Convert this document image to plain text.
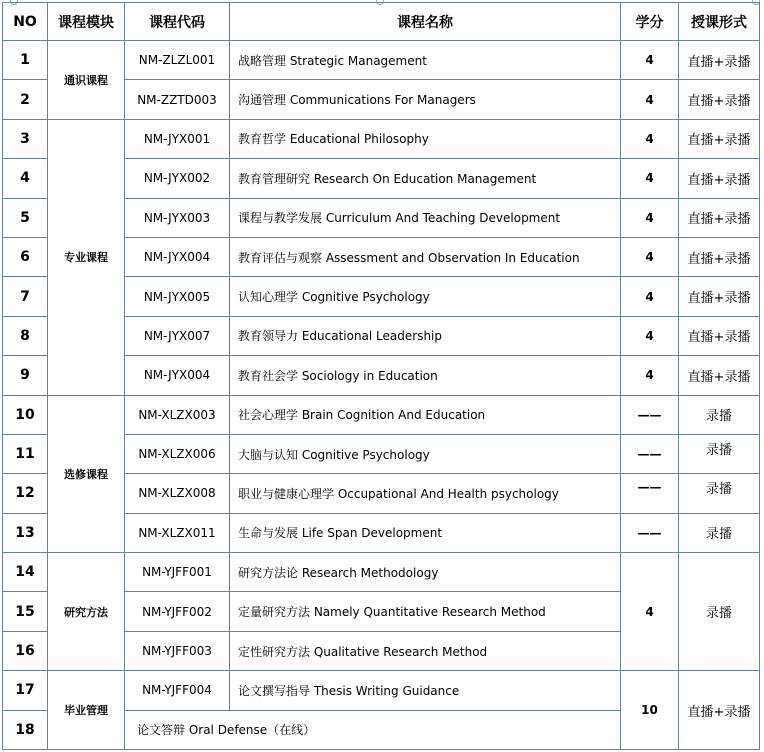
NO	课程模块	课程代码	课程名称	学分	授课形式
1	通识课程	NM-ZLZL001	战略管理 Strategic Management	4	直播+录播
2		NM-ZZTD003	沟通管理 Communications For Managers	4	直播+录播
3	专业课程	NM-JYX001	教育哲学 Educational Philosophy	4	直播+录播
4		NM-JYX002	教育管理研究 Research On Education Management	4	直播+录播
5		NM-JYX003	课程与教学发展 Curriculum And Teaching Development	4	直播+录播
6		NM-JYX004	教育评估与观察 Assessment and Observation In Education	4	直播+录播
7		NM-JYX005	认知心理学 Cognitive Psychology	4	直播+录播
8		NM-JYX007	教育领导力 Educational Leadership	4	直播+录播
9		NM-JYX004	教育社会学 Sociology in Education	4	直播+录播
10	选修课程	NM-XLZX003	社会心理学 Brain Cognition And Education	——	录播
11		NM-XLZX006	大脑与认知 Cognitive Psychology	——	录播
12		NM-XLZX008	职业与健康心理学 Occupational And Health psychology	——	录播
13		NM-XLZX011	生命与发展 Life Span Development	——	录播
14	研究方法	NM-YJFF001	研究方法论 Research Methodology	4	录播
15		NM-YJFF002	定量研究方法 Namely Quantitative Research Method		
16		NM-YJFF003	定性研究方法 Qualitative Research Method		
17	毕业管理	NM-YJFF004	论文撰写指导 Thesis Writing Guidance	10	直播+录播
18		论文答辩 Oral Defense（在线）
* * * *
Check every line of the data, and copy the ones that contain "Management".

Task solution
1	通识课程	NM-ZLZL001	战略管理 Strategic Management	4	直播+录播
4		NM-JYX002	教育管理研究 Research On Education Management	4	直播+录播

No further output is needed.